#### Task objective:
Write each line out again exactly as written.

———

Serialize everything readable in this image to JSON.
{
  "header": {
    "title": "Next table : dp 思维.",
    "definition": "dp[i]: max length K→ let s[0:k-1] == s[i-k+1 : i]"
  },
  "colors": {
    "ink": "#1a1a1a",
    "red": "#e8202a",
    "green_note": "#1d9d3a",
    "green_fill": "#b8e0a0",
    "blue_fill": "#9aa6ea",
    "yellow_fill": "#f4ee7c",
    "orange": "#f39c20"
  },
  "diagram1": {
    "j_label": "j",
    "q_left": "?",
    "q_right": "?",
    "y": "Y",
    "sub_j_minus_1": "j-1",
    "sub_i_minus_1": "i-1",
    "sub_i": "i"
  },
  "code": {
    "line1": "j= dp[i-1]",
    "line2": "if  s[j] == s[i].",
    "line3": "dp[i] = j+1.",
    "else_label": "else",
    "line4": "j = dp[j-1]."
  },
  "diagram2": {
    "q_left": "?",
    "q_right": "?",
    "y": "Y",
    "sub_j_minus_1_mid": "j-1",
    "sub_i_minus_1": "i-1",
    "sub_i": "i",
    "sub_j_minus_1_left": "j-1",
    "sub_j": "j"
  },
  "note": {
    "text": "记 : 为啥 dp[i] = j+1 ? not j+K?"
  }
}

———

#### Solution:
Serialize everything readable in this image to JSON.
{
  "header": {
    "title": "Next table : dp 思维.",
    "definition": "dp[i]: max length K→ let s[0:k-1] == s[i-k+1 : i]"
  },
  "colors": {
    "ink": "#1a1a1a",
    "red": "#e8202a",
    "green_note": "#1d9d3a",
    "green_fill": "#b8e0a0",
    "blue_fill": "#9aa6ea",
    "yellow_fill": "#f4ee7c",
    "orange": "#f39c20"
  },
  "diagram1": {
    "j_label": "j",
    "q_left": "?",
    "q_right": "?",
    "y": "Y",
    "sub_j_minus_1": "j-1",
    "sub_i_minus_1": "i-1",
    "sub_i": "i"
  },
  "code": {
    "line1": "j= dp[i-1]",
    "line2": "if  s[j] == s[i].",
    "line3": "dp[i] = j+1.",
    "else_label": "else",
    "line4": "j = dp[j-1]."
  },
  "diagram2": {
    "q_left": "?",
    "q_right": "?",
    "y": "Y",
    "sub_j_minus_1_mid": "j-1",
    "sub_i_minus_1": "i-1",
    "sub_i": "i",
    "sub_j_minus_1_left": "j-1",
    "sub_j": "j"
  },
  "note": {
    "text": "记 : 为啥 dp[i] = j+1 ? not j+K?"
  }
}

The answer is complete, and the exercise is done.